--- BEGIN ---
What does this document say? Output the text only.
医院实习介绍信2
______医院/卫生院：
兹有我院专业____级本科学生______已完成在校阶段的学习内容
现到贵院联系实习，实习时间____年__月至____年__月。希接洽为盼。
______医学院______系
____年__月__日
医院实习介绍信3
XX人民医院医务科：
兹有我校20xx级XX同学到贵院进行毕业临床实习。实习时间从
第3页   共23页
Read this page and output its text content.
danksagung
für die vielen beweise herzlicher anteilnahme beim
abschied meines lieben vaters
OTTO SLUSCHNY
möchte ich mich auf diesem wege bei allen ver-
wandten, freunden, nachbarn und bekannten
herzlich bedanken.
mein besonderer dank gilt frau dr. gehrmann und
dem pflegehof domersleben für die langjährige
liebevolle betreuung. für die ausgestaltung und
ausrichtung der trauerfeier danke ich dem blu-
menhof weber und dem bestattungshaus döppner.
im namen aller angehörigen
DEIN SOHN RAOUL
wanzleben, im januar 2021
--- END ---
Write out again, exactly, the lines from the one holding "Read this page and output its text content." through the end of the listing, with both ends included.

Read this page and output its text content.
danksagung
für die vielen beweise herzlicher anteilnahme beim
abschied meines lieben vaters
OTTO SLUSCHNY
möchte ich mich auf diesem wege bei allen ver-
wandten, freunden, nachbarn und bekannten
herzlich bedanken.
mein besonderer dank gilt frau dr. gehrmann und
dem pflegehof domersleben für die langjährige
liebevolle betreuung. für die ausgestaltung und
ausrichtung der trauerfeier danke ich dem blu-
menhof weber und dem bestattungshaus döppner.
im namen aller angehörigen
DEIN SOHN RAOUL
wanzleben, im januar 2021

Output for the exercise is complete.